Exercise brief ▸ Scan the lines below for the string "prowadzącym" and copy every one that has it.

===== Given data

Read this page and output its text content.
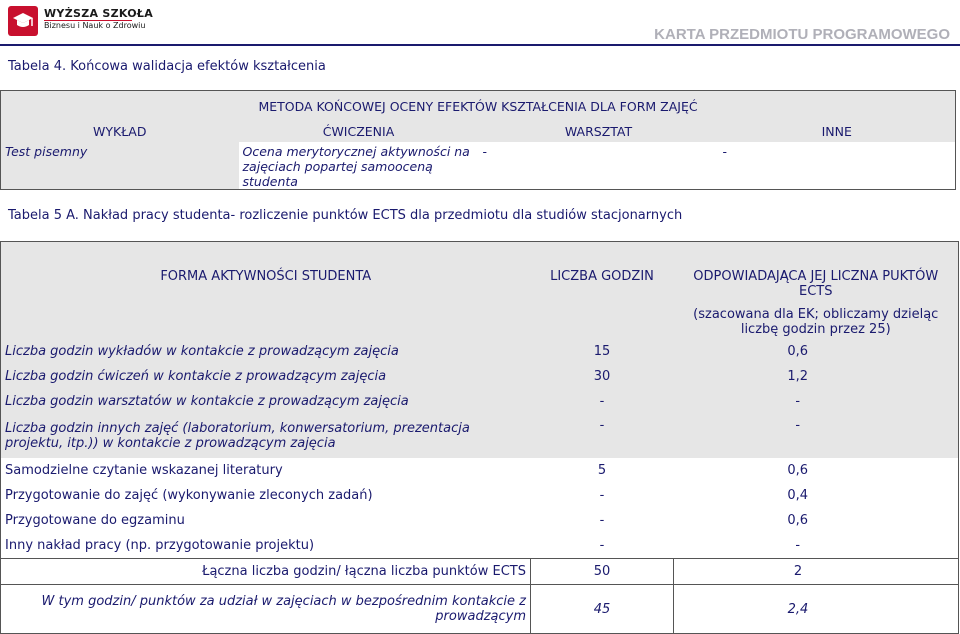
WYŻSZA SZKOŁA
Biznesu i Nauk o Zdrowiu
KARTA PRZEDMIOTU PROGRAMOWEGO
Tabela 4. Końcowa walidacja efektów kształcenia
METODA KOŃCOWEJ OCENY EFEKTÓW KSZTAŁCENIA DLA FORM ZAJĘĆ			
WYKŁAD	ĆWICZENIA	WARSZTAT	INNE
Test pisemny	Ocena merytorycznej aktywności na zajęciach popartej samooceną studenta	-	-
Tabela 5 A. Nakład pracy studenta- rozliczenie punktów ECTS dla przedmiotu dla studiów stacjonarnych
FORMA AKTYWNOŚCI STUDENTA	LICZBA GODZIN	ODPOWIADAJĄCA JEJ LICZNA PUKTÓW ECTS
(szacowana dla EK; obliczamy dzieląc liczbę godzin przez 25)

Liczba godzin wykładów w kontakcie z prowadzącym zajęcia	15	0,6
Liczba godzin ćwiczeń w kontakcie z prowadzącym zajęcia	30	1,2
Liczba godzin warsztatów w kontakcie z prowadzącym zajęcia	-	-
Liczba godzin innych zajęć (laboratorium, konwersatorium, prezentacja projektu, itp.)) w kontakcie z prowadzącym zajęcia	-	-
Samodzielne czytanie wskazanej literatury	5	0,6
Przygotowanie do zajęć (wykonywanie zleconych zadań)	-	0,4
Przygotowane do egzaminu	-	0,6
Inny nakład pracy (np. przygotowanie projektu)	-	-
Łączna liczba godzin/ łączna liczba punktów ECTS	50	2
W tym godzin/ punktów za udział w zajęciach w bezpośrednim kontakcie z prowadzącym	45	2,4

==========

Solution to the problem ▸
Liczba godzin wykładów w kontakcie z prowadzącym zajęcia	15	0,6
Liczba godzin ćwiczeń w kontakcie z prowadzącym zajęcia	30	1,2
Liczba godzin warsztatów w kontakcie z prowadzącym zajęcia	-	-
Liczba godzin innych zajęć (laboratorium, konwersatorium, prezentacja projektu, itp.)) w kontakcie z prowadzącym zajęcia	-	-
W tym godzin/ punktów za udział w zajęciach w bezpośrednim kontakcie z prowadzącym	45	2,4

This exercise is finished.